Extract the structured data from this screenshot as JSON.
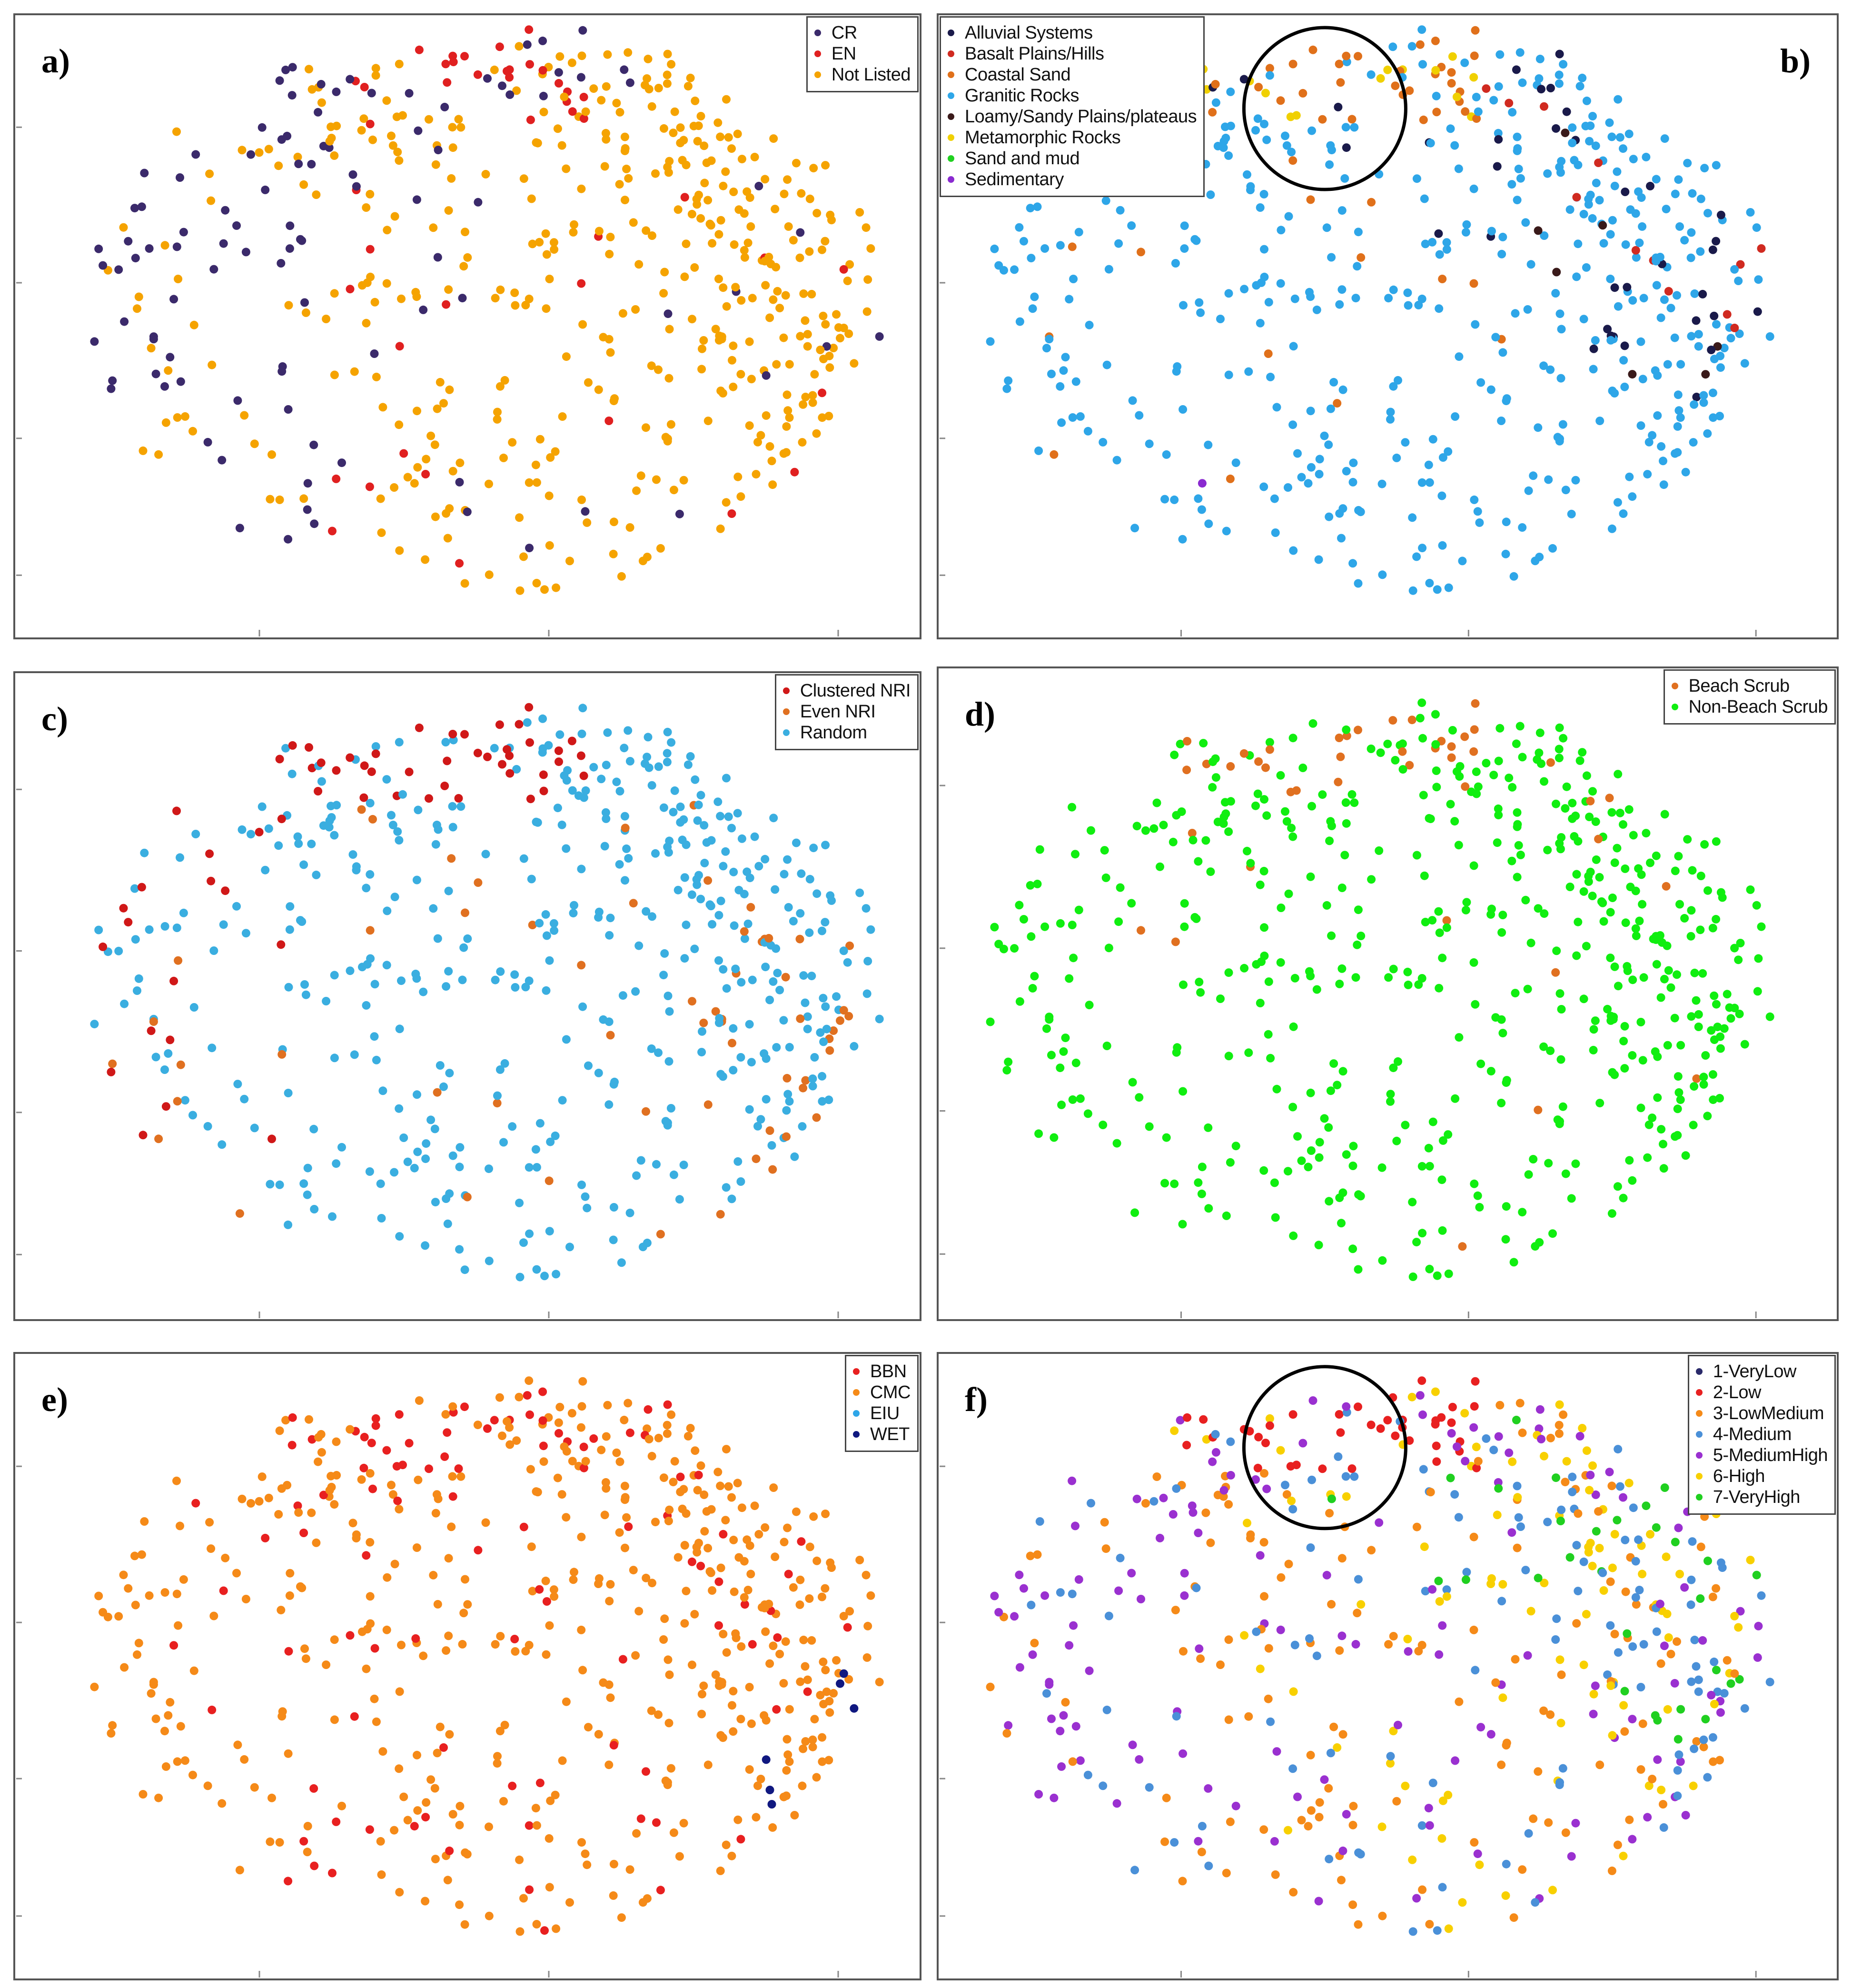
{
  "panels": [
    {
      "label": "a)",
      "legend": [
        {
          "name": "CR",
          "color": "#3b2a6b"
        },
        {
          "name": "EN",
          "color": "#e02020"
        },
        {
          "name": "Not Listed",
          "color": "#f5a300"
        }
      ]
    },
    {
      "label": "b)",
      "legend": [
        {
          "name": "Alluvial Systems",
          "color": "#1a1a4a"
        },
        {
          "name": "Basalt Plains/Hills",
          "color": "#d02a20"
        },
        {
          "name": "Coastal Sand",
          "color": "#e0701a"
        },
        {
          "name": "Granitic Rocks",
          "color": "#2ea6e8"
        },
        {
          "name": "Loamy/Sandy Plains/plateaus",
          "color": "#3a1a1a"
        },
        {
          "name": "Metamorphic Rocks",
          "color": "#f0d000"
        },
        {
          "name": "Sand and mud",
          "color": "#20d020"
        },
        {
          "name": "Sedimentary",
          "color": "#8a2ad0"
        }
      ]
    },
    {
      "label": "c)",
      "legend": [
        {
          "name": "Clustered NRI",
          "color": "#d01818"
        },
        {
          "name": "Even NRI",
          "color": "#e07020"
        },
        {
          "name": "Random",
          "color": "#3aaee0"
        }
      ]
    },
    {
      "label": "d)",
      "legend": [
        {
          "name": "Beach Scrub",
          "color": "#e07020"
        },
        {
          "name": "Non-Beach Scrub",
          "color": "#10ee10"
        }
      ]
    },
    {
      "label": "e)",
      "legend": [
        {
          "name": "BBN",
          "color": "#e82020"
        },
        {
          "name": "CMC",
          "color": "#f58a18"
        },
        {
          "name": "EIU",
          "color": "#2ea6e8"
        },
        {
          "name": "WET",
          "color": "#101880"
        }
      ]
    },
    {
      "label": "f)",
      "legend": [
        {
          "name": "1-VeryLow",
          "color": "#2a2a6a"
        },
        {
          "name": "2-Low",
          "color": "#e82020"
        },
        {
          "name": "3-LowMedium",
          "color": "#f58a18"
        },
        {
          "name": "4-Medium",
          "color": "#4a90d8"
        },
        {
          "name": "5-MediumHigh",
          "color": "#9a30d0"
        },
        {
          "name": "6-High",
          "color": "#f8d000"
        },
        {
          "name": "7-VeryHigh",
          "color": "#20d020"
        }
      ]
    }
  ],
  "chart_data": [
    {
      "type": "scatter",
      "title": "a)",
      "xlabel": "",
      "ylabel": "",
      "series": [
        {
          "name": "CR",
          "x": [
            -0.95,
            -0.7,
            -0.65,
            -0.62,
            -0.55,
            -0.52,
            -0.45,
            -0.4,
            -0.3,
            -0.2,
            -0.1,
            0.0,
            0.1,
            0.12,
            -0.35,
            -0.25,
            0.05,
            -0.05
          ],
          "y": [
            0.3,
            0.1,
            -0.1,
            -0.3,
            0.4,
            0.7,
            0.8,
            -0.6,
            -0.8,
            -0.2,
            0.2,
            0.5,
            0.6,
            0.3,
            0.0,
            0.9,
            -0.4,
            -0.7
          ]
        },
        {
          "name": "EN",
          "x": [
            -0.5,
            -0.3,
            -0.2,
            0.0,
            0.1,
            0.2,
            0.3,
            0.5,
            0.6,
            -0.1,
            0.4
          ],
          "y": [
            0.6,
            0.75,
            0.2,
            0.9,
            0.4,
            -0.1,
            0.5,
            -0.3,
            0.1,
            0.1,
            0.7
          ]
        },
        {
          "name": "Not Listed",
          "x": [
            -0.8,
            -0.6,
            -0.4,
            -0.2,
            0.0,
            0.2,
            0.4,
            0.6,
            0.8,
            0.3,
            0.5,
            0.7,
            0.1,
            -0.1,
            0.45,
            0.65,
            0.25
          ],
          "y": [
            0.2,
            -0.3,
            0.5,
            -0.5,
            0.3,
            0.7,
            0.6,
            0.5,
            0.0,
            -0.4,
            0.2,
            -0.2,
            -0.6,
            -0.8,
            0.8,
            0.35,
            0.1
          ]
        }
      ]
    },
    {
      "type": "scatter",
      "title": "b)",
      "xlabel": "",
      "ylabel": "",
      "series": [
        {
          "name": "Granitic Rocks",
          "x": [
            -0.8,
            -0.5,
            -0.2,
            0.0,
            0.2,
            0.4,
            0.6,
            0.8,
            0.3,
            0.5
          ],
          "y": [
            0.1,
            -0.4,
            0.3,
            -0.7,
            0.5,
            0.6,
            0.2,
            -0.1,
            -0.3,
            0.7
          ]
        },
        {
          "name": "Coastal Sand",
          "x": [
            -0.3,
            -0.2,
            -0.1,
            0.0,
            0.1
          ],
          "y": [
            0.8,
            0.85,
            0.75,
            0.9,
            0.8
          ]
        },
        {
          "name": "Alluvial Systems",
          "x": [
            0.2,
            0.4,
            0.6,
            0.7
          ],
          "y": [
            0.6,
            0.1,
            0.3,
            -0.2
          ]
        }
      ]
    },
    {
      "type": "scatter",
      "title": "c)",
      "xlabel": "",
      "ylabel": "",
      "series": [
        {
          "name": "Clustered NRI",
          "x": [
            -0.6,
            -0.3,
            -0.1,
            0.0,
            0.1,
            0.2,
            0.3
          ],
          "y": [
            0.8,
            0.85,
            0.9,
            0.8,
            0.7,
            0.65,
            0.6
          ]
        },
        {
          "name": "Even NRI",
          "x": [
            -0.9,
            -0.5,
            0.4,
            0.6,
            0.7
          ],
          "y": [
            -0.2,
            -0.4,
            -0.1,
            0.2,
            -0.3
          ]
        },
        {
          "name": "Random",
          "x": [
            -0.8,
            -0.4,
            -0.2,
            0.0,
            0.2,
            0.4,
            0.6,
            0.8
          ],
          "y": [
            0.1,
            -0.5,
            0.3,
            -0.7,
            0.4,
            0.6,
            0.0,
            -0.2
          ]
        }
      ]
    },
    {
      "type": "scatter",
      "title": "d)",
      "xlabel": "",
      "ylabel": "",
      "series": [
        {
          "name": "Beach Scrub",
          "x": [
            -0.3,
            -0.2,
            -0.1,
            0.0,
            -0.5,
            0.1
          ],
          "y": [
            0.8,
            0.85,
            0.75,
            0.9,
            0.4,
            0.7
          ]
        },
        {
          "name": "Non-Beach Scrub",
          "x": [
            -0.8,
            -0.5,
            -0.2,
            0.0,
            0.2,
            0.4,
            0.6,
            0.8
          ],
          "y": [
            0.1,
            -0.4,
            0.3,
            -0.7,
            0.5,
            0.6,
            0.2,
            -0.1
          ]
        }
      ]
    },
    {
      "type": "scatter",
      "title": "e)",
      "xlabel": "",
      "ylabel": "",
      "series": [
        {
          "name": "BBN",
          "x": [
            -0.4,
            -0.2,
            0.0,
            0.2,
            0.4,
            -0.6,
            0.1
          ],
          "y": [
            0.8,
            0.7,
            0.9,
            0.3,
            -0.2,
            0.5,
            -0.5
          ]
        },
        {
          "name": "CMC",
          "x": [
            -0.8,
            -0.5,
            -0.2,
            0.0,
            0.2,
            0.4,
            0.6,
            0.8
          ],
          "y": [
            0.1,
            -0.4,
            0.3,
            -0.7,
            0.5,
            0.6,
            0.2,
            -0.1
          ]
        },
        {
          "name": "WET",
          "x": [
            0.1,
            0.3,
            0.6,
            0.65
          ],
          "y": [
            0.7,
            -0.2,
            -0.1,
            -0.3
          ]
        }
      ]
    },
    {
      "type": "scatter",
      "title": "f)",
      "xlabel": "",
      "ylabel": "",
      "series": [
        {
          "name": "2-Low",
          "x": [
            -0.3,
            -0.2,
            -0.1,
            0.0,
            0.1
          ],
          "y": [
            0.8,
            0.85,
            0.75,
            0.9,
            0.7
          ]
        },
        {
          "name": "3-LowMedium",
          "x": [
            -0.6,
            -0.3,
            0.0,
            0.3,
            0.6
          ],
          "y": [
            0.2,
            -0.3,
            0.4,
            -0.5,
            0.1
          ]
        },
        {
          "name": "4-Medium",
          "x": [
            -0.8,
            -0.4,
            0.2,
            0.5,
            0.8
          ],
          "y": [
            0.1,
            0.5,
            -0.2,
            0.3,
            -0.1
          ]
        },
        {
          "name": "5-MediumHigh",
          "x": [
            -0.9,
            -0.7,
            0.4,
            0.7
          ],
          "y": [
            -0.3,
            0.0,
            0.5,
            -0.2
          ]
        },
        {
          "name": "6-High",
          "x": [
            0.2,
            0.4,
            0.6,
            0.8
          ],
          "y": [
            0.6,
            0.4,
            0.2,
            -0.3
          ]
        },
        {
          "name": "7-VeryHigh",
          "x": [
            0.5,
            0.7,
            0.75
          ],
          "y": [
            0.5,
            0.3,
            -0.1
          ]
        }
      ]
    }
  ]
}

YOUR GOAL. Filter the records down to the lines that contain the string "title", and copy those lines.

REPLY.
      "title": "a)",
      "title": "b)",
      "title": "c)",
      "title": "d)",
      "title": "e)",
      "title": "f)",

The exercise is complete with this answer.